- _Exercise objective_: Provide an exact reproduction of every entry.
** Start Information given **
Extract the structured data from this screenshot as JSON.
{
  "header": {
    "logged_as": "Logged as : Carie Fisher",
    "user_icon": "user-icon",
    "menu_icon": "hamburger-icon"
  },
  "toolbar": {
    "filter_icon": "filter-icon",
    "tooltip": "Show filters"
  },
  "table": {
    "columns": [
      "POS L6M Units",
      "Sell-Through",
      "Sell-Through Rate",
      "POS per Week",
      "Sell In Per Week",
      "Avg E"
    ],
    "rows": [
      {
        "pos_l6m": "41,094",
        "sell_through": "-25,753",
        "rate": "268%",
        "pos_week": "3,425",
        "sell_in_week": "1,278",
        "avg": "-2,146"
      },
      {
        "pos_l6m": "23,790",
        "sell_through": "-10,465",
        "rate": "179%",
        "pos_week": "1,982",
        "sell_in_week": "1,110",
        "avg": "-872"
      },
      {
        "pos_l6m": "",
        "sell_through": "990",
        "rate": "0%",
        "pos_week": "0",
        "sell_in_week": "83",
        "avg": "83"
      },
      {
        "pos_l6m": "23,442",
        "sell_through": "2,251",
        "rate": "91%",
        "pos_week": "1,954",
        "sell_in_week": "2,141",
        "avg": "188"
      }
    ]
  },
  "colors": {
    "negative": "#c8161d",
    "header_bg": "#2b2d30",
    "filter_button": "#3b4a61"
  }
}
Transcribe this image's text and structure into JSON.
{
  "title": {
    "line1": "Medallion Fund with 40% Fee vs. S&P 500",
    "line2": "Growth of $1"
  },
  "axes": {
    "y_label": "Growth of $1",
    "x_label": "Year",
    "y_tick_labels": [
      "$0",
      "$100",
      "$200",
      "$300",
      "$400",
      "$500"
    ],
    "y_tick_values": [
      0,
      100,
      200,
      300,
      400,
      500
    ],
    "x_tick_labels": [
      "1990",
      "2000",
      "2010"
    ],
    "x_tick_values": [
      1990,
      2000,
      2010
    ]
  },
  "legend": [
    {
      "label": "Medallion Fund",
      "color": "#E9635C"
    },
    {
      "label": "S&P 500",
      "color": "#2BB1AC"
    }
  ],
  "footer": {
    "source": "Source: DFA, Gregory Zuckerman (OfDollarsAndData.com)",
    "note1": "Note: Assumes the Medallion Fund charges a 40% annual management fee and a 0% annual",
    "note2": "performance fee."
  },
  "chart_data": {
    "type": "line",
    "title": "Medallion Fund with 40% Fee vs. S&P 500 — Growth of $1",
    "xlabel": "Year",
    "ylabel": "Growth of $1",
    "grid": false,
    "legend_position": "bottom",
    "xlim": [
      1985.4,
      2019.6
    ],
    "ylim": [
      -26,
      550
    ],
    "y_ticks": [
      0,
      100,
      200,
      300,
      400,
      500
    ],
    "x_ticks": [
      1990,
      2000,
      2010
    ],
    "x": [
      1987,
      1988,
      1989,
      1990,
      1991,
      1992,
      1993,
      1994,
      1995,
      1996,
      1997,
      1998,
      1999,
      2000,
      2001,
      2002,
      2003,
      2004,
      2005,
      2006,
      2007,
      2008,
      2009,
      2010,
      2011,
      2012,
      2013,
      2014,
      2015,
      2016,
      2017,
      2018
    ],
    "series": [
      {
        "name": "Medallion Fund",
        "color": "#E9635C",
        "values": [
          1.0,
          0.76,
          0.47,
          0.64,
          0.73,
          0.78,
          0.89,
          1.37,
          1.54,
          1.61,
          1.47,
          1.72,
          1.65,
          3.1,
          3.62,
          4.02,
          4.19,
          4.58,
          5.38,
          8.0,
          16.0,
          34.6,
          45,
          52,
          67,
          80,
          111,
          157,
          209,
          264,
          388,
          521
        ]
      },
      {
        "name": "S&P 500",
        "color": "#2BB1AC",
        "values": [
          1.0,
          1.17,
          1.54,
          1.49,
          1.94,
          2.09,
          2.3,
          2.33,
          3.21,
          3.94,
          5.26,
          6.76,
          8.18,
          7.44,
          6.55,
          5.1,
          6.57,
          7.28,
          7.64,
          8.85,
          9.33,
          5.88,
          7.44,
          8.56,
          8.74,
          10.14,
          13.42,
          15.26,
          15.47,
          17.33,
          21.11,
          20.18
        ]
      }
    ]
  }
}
** End Information given **
- _Exercise response_:
Extract the structured data from this screenshot as JSON.
{
  "header": {
    "logged_as": "Logged as : Carie Fisher",
    "user_icon": "user-icon",
    "menu_icon": "hamburger-icon"
  },
  "toolbar": {
    "filter_icon": "filter-icon",
    "tooltip": "Show filters"
  },
  "table": {
    "columns": [
      "POS L6M Units",
      "Sell-Through",
      "Sell-Through Rate",
      "POS per Week",
      "Sell In Per Week",
      "Avg E"
    ],
    "rows": [
      {
        "pos_l6m": "41,094",
        "sell_through": "-25,753",
        "rate": "268%",
        "pos_week": "3,425",
        "sell_in_week": "1,278",
        "avg": "-2,146"
      },
      {
        "pos_l6m": "23,790",
        "sell_through": "-10,465",
        "rate": "179%",
        "pos_week": "1,982",
        "sell_in_week": "1,110",
        "avg": "-872"
      },
      {
        "pos_l6m": "",
        "sell_through": "990",
        "rate": "0%",
        "pos_week": "0",
        "sell_in_week": "83",
        "avg": "83"
      },
      {
        "pos_l6m": "23,442",
        "sell_through": "2,251",
        "rate": "91%",
        "pos_week": "1,954",
        "sell_in_week": "2,141",
        "avg": "188"
      }
    ]
  },
  "colors": {
    "negative": "#c8161d",
    "header_bg": "#2b2d30",
    "filter_button": "#3b4a61"
  }
}
Transcribe this image's text and structure into JSON.
{
  "title": {
    "line1": "Medallion Fund with 40% Fee vs. S&P 500",
    "line2": "Growth of $1"
  },
  "axes": {
    "y_label": "Growth of $1",
    "x_label": "Year",
    "y_tick_labels": [
      "$0",
      "$100",
      "$200",
      "$300",
      "$400",
      "$500"
    ],
    "y_tick_values": [
      0,
      100,
      200,
      300,
      400,
      500
    ],
    "x_tick_labels": [
      "1990",
      "2000",
      "2010"
    ],
    "x_tick_values": [
      1990,
      2000,
      2010
    ]
  },
  "legend": [
    {
      "label": "Medallion Fund",
      "color": "#E9635C"
    },
    {
      "label": "S&P 500",
      "color": "#2BB1AC"
    }
  ],
  "footer": {
    "source": "Source: DFA, Gregory Zuckerman (OfDollarsAndData.com)",
    "note1": "Note: Assumes the Medallion Fund charges a 40% annual management fee and a 0% annual",
    "note2": "performance fee."
  },
  "chart_data": {
    "type": "line",
    "title": "Medallion Fund with 40% Fee vs. S&P 500 — Growth of $1",
    "xlabel": "Year",
    "ylabel": "Growth of $1",
    "grid": false,
    "legend_position": "bottom",
    "xlim": [
      1985.4,
      2019.6
    ],
    "ylim": [
      -26,
      550
    ],
    "y_ticks": [
      0,
      100,
      200,
      300,
      400,
      500
    ],
    "x_ticks": [
      1990,
      2000,
      2010
    ],
    "x": [
      1987,
      1988,
      1989,
      1990,
      1991,
      1992,
      1993,
      1994,
      1995,
      1996,
      1997,
      1998,
      1999,
      2000,
      2001,
      2002,
      2003,
      2004,
      2005,
      2006,
      2007,
      2008,
      2009,
      2010,
      2011,
      2012,
      2013,
      2014,
      2015,
      2016,
      2017,
      2018
    ],
    "series": [
      {
        "name": "Medallion Fund",
        "color": "#E9635C",
        "values": [
          1.0,
          0.76,
          0.47,
          0.64,
          0.73,
          0.78,
          0.89,
          1.37,
          1.54,
          1.61,
          1.47,
          1.72,
          1.65,
          3.1,
          3.62,
          4.02,
          4.19,
          4.58,
          5.38,
          8.0,
          16.0,
          34.6,
          45,
          52,
          67,
          80,
          111,
          157,
          209,
          264,
          388,
          521
        ]
      },
      {
        "name": "S&P 500",
        "color": "#2BB1AC",
        "values": [
          1.0,
          1.17,
          1.54,
          1.49,
          1.94,
          2.09,
          2.3,
          2.33,
          3.21,
          3.94,
          5.26,
          6.76,
          8.18,
          7.44,
          6.55,
          5.1,
          6.57,
          7.28,
          7.64,
          8.85,
          9.33,
          5.88,
          7.44,
          8.56,
          8.74,
          10.14,
          13.42,
          15.26,
          15.47,
          17.33,
          21.11,
          20.18
        ]
      }
    ]
  }
}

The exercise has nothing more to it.